### Input rows
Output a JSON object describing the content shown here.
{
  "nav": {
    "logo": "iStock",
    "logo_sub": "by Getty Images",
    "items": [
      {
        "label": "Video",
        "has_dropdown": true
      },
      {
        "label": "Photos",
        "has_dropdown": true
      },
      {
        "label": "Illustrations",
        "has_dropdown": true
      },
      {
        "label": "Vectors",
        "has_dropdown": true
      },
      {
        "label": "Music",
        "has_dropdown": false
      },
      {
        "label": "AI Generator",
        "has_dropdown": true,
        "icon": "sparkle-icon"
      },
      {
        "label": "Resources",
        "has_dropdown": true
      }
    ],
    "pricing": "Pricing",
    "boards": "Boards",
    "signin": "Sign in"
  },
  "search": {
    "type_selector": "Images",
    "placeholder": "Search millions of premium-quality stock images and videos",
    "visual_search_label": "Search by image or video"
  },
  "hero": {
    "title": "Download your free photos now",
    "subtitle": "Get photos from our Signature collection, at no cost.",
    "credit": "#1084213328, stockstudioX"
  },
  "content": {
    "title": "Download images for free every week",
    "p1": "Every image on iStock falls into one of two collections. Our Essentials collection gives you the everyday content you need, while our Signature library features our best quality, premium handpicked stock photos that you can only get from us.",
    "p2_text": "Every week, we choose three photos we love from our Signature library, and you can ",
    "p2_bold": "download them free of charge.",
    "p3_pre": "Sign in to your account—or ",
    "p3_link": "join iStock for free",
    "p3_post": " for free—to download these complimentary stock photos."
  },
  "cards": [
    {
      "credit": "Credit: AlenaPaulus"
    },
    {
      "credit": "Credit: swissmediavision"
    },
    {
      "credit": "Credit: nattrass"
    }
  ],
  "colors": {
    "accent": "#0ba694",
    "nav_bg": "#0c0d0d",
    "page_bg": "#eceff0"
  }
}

### What is being asked
Search the records for the string "credit" and return every line in which it occurs.

### Output
    "credit": "#1084213328, stockstudioX"
      "credit": "Credit: AlenaPaulus"
      "credit": "Credit: swissmediavision"
      "credit": "Credit: nattrass"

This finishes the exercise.